- [What to do]
Copy whichever lines contain the string "ylabel".

(Items from a figure collection)
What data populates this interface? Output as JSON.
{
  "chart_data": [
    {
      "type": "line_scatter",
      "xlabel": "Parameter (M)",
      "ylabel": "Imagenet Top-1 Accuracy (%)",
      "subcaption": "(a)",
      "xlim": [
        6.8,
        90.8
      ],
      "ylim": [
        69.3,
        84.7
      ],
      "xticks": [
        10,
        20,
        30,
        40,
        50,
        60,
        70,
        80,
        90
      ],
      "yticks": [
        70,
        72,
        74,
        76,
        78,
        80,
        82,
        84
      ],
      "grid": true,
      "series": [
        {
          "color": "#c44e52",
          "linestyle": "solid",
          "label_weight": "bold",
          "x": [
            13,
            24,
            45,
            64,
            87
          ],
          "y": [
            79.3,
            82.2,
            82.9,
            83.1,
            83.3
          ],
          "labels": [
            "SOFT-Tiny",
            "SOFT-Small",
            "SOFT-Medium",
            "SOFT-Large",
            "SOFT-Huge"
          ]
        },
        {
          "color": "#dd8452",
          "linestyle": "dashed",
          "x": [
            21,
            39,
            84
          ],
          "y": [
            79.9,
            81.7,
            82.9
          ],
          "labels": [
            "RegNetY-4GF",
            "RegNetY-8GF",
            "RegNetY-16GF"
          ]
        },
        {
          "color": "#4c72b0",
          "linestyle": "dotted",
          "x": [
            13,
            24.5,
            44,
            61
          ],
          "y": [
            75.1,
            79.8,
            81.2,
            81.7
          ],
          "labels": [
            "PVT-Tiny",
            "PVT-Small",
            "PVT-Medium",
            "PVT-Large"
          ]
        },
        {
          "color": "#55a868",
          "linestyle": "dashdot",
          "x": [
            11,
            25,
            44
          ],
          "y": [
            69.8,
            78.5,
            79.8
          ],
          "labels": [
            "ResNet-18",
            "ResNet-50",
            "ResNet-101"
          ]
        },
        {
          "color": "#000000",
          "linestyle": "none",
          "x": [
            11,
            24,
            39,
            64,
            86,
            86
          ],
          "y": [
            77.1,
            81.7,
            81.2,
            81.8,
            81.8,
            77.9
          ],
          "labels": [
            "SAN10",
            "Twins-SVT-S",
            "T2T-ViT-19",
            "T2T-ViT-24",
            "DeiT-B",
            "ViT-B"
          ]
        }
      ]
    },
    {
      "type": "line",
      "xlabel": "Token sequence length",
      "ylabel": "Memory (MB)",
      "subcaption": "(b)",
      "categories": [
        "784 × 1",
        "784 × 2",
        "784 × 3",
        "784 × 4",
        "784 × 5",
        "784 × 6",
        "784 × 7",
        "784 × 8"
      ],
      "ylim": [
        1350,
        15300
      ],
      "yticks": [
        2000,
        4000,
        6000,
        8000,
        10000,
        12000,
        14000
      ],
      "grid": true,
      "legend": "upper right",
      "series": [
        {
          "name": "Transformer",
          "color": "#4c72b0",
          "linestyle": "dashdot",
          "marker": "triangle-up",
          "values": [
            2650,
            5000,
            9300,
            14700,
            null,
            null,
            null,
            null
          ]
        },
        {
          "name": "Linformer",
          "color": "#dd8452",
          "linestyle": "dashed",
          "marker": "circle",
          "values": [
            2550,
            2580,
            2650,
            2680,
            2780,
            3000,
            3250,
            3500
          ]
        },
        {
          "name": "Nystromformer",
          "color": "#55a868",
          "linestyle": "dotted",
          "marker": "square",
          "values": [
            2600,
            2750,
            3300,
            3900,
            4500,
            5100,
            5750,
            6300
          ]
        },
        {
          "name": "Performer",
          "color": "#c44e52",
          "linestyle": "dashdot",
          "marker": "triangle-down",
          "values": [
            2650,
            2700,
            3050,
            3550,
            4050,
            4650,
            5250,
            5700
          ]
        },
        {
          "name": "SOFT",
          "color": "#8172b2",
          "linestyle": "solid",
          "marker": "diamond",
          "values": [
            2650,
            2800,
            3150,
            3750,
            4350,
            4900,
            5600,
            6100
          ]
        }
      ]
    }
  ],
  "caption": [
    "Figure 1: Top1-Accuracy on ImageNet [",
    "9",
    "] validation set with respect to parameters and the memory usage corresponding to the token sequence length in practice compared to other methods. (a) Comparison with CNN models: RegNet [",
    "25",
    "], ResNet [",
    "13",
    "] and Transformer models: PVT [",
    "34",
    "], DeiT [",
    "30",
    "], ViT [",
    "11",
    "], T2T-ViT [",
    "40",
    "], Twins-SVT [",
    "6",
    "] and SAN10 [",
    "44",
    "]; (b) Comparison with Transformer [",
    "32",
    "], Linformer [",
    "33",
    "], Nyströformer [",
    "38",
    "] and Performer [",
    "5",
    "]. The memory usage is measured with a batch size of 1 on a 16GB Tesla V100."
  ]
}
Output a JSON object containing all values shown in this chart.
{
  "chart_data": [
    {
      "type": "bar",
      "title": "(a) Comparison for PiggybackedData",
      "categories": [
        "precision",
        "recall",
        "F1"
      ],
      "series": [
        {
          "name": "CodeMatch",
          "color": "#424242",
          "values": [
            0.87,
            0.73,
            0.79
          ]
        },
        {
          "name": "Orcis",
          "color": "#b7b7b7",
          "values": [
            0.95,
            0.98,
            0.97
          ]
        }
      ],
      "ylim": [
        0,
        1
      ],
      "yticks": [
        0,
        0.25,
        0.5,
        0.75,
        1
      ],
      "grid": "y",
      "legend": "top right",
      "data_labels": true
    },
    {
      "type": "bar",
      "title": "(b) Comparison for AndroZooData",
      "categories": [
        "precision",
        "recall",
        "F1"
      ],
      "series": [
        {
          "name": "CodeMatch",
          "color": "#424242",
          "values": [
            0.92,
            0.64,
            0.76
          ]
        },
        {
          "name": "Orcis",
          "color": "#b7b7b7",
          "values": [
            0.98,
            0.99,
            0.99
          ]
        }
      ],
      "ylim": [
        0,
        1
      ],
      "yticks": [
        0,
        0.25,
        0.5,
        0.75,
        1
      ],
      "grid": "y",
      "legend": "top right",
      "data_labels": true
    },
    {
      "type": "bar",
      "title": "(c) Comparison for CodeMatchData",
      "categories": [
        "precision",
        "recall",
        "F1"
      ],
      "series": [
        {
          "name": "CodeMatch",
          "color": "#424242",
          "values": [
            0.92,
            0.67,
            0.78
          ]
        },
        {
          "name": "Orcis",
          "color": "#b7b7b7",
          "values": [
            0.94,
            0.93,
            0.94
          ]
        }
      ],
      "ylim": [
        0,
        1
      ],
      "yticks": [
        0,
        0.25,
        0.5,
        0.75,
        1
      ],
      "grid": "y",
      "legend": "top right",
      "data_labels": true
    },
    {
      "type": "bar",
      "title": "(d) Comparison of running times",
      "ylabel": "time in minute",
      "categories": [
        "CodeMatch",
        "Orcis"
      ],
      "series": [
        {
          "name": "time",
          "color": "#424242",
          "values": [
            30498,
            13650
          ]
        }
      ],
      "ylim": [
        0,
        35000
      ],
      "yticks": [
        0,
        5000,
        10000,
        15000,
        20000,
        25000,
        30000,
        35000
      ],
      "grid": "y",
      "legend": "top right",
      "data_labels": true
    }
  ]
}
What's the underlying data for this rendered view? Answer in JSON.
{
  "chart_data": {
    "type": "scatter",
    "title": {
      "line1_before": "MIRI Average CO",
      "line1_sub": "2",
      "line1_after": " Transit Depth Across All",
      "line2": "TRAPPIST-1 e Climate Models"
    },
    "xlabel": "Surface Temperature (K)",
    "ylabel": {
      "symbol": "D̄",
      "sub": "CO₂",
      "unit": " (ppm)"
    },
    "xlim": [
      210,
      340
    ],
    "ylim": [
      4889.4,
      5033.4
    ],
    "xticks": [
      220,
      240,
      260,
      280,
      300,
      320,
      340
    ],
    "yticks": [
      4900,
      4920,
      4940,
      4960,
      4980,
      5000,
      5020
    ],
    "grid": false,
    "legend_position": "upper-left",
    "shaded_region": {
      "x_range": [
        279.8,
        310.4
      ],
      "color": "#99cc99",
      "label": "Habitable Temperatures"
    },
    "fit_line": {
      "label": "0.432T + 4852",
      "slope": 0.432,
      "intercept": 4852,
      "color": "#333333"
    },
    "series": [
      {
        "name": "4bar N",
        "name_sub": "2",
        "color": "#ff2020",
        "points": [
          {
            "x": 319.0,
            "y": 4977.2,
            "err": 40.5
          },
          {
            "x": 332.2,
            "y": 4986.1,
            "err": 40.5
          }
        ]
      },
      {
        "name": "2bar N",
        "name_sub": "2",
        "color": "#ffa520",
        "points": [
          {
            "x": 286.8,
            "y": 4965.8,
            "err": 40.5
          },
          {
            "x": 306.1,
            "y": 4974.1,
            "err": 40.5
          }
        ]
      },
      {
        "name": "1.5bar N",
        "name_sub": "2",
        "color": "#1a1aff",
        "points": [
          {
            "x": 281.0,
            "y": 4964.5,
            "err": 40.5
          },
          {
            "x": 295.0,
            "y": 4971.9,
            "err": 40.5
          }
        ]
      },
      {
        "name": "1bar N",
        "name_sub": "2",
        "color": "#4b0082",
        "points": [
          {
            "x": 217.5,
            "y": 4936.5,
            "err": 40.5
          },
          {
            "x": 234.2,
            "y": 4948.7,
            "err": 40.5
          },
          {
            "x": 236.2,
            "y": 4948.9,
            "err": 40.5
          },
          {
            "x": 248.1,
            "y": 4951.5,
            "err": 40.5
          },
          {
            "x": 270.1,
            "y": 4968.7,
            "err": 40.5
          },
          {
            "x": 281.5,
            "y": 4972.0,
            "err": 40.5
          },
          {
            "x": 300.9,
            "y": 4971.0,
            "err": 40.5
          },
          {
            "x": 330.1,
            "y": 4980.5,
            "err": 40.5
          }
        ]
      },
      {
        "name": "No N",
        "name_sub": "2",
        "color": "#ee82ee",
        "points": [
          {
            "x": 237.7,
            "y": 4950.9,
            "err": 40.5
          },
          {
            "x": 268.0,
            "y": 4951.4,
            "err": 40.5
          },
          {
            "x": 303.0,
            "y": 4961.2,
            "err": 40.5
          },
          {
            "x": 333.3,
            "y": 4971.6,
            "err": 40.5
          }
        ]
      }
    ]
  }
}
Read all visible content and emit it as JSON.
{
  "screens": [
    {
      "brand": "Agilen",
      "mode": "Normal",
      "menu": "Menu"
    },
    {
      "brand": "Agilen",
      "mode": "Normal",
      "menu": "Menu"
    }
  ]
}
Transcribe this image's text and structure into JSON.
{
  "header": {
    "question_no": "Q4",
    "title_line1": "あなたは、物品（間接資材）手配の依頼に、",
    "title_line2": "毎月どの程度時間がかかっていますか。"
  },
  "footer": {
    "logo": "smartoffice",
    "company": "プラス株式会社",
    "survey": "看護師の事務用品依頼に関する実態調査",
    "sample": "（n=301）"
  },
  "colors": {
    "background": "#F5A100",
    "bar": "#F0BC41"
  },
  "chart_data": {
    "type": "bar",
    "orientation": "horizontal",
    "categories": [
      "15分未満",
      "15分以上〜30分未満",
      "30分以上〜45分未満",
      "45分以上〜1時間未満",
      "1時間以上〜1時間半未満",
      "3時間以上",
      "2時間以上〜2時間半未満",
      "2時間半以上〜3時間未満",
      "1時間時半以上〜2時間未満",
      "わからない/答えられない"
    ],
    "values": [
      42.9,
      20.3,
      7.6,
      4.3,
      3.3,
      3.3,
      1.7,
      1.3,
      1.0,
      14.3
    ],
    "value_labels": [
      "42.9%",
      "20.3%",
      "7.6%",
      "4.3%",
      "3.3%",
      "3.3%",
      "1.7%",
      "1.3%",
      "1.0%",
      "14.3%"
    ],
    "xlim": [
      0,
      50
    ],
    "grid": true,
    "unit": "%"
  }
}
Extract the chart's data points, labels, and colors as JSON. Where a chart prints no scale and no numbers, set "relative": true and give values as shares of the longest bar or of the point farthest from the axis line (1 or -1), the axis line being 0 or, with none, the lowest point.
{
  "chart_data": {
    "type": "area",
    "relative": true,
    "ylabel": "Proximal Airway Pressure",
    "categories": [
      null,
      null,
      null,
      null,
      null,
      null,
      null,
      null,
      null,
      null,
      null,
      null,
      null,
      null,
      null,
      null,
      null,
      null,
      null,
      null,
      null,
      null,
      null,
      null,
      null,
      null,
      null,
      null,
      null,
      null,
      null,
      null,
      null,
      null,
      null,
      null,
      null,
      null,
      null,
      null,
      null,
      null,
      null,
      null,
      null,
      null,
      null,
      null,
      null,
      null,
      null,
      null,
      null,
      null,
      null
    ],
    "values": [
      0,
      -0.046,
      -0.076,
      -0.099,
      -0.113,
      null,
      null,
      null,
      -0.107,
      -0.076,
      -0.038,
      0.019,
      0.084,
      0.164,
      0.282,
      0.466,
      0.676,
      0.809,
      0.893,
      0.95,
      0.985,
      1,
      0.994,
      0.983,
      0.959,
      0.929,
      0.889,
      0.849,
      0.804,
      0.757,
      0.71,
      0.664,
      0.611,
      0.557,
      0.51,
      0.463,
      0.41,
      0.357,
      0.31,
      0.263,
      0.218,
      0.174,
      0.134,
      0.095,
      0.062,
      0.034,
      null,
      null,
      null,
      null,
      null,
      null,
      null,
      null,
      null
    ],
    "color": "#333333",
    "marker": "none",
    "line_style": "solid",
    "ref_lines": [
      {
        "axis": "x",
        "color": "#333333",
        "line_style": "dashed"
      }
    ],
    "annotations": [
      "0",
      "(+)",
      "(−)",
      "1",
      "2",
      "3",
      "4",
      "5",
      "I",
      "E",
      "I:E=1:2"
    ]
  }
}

- [Completed exercise]
      "ylabel": "Imagenet Top-1 Accuracy (%)",
      "ylabel": "Memory (MB)",
      "ylabel": "time in minute",
    "ylabel": {
    "ylabel": "Proximal Airway Pressure",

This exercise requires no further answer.